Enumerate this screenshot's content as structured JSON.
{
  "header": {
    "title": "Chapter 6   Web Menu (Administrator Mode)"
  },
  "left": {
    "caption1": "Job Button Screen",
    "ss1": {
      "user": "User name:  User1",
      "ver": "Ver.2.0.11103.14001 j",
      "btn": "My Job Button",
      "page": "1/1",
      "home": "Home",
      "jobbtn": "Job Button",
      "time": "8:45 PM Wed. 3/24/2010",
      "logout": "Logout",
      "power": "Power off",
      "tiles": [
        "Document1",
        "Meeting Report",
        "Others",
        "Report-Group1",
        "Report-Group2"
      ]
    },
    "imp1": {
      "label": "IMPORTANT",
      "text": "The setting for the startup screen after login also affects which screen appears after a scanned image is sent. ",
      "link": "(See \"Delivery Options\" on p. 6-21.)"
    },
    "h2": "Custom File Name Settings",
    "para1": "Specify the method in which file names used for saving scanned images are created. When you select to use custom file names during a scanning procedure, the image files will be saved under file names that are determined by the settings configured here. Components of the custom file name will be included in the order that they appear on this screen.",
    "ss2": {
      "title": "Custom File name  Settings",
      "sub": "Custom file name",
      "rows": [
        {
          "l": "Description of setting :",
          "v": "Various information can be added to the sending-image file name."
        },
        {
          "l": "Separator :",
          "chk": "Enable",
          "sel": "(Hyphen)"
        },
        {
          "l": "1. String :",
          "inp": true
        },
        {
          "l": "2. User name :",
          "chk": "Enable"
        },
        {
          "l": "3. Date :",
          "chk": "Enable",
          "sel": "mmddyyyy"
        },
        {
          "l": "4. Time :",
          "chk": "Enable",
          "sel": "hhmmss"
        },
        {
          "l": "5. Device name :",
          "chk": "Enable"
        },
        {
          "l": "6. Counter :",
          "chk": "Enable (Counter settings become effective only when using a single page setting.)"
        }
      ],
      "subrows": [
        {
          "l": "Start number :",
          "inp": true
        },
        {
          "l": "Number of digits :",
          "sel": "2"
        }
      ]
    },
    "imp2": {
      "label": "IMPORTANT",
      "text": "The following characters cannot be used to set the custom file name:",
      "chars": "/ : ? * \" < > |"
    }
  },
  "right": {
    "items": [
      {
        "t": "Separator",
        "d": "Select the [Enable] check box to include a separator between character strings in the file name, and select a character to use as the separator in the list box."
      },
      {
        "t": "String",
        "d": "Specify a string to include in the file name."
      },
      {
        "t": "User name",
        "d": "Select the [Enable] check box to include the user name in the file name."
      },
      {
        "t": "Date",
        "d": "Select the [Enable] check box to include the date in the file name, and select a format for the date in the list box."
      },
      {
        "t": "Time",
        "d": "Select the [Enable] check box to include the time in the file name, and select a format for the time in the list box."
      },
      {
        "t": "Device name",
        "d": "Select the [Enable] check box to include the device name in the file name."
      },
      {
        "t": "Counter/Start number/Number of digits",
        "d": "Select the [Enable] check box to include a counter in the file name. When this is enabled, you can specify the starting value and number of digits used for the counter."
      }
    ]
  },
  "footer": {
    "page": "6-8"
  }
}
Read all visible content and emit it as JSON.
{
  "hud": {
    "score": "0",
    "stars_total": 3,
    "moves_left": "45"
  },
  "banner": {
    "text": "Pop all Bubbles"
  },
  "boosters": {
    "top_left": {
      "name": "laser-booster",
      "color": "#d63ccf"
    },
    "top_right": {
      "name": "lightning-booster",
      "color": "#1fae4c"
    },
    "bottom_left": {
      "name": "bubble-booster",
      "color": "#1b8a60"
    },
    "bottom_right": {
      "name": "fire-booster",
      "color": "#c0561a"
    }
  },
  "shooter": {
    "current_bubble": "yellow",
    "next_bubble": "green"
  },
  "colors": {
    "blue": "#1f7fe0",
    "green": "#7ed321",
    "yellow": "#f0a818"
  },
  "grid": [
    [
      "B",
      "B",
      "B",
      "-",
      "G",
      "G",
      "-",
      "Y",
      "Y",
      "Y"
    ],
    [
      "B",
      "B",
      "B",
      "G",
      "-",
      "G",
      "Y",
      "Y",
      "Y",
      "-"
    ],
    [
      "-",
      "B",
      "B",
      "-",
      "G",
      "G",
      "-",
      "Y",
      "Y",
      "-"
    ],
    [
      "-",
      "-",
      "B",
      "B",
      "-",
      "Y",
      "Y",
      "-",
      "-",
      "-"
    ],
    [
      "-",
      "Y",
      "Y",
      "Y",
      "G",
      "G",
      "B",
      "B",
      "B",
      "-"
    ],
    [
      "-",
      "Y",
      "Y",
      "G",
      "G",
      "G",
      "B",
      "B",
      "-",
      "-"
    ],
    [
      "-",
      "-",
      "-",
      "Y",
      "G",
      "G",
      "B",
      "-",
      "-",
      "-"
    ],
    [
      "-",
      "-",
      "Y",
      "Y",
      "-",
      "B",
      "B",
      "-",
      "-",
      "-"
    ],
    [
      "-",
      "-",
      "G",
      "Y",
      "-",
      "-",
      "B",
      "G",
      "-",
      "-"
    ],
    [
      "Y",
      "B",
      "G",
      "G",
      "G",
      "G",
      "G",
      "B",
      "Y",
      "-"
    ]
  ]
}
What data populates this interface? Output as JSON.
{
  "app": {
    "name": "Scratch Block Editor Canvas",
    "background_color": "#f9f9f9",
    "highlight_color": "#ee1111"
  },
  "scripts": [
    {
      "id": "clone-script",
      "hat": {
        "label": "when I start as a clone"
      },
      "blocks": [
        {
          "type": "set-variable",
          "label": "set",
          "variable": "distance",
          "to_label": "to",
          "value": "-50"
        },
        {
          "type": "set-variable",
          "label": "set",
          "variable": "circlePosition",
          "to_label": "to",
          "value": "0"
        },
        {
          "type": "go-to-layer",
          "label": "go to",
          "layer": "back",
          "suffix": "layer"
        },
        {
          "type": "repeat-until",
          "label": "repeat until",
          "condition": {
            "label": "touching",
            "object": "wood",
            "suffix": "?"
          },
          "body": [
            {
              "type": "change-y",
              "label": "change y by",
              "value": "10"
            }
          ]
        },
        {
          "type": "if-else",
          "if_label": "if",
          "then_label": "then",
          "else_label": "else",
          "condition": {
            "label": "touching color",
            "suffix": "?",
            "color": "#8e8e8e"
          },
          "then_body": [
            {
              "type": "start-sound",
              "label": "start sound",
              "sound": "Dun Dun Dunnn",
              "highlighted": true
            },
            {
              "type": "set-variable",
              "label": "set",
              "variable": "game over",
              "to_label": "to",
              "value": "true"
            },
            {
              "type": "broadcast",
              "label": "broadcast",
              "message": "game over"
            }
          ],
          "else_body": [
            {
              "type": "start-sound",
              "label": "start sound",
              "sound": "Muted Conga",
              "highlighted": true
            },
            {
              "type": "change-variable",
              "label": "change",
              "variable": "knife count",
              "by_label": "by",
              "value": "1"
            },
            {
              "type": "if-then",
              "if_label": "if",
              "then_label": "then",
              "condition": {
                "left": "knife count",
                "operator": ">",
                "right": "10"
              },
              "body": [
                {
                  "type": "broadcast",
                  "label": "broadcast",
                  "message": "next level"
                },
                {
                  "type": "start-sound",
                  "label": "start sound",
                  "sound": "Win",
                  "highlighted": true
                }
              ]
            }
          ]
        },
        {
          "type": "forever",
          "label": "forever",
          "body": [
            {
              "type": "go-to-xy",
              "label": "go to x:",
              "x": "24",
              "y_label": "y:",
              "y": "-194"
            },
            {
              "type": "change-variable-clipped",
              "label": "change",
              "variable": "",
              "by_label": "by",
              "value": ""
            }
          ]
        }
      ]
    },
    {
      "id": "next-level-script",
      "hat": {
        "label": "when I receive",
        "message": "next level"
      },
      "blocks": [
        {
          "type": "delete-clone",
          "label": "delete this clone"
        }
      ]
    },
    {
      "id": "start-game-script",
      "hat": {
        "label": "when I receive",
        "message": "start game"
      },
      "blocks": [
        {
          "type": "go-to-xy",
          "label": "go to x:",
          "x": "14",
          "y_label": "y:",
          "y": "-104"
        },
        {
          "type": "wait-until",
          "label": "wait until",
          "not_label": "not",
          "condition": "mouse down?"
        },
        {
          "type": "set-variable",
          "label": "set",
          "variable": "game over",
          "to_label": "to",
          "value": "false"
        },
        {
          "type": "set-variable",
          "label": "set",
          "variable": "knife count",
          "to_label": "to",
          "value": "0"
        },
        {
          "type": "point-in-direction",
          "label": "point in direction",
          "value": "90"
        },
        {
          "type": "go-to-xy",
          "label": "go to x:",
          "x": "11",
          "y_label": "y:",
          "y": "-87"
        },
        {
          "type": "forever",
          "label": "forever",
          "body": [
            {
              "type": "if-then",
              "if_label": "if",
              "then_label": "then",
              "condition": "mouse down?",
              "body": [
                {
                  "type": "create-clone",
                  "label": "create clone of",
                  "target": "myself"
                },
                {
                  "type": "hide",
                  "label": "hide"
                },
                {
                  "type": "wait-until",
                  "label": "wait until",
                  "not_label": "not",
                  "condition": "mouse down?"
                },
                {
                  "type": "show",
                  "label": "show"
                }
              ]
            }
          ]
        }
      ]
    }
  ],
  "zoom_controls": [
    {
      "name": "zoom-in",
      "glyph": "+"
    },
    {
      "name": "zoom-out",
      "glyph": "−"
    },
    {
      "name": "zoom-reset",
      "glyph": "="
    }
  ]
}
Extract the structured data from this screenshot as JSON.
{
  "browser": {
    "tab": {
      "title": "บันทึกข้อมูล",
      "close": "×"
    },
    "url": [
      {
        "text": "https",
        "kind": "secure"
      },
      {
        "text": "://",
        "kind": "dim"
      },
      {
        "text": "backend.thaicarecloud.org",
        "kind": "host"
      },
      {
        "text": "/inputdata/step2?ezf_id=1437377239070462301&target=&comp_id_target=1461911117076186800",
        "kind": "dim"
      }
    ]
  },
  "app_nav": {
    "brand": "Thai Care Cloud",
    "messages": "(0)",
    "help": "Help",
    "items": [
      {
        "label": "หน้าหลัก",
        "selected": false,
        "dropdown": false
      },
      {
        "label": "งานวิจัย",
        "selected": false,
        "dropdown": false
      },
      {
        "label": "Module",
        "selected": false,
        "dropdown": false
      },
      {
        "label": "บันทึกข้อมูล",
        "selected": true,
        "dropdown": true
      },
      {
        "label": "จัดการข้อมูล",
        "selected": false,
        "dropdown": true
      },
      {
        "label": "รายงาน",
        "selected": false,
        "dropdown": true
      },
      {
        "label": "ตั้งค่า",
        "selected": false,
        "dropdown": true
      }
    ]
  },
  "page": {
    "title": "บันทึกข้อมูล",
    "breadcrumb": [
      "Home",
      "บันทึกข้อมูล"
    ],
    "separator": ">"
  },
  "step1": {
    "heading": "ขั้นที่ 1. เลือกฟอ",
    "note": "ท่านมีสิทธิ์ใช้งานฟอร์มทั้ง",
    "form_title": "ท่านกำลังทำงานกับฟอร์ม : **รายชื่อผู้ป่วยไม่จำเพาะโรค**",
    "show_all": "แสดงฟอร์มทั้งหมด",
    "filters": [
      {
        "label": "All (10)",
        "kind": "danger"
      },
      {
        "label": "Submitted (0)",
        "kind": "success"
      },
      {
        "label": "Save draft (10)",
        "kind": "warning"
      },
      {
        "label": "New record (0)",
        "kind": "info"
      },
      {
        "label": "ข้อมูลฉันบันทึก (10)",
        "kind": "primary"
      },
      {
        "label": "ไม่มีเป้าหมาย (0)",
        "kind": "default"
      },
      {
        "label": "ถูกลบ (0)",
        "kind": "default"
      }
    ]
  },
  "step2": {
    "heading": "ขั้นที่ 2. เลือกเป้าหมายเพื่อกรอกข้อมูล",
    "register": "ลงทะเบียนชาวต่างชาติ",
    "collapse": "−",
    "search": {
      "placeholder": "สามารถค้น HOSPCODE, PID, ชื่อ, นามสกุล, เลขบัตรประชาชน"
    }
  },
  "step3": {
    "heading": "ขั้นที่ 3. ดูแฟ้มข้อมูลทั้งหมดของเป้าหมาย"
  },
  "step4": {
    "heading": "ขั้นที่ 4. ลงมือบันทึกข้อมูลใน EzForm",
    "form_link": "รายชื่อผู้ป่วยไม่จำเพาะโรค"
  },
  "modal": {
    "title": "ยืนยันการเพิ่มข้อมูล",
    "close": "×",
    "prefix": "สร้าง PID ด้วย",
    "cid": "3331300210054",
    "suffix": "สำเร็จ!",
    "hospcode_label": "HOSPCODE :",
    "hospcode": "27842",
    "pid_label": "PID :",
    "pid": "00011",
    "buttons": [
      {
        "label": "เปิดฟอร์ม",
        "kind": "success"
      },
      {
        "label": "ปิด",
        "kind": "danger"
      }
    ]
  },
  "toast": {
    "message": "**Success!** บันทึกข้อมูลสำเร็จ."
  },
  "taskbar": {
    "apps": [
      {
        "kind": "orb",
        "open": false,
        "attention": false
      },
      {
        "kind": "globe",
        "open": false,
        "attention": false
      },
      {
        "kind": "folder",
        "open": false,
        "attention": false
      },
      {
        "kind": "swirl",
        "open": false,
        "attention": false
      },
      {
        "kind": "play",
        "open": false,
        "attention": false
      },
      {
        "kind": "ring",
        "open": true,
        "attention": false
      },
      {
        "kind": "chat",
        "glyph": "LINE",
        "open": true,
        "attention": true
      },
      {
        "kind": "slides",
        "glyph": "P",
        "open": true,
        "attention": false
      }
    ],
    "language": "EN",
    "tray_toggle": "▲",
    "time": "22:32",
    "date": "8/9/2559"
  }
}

THE REQUEST: Look through the records and count each line that holds "condition". Write only the total.

SOLUTION TO THIS EXERCISE: 6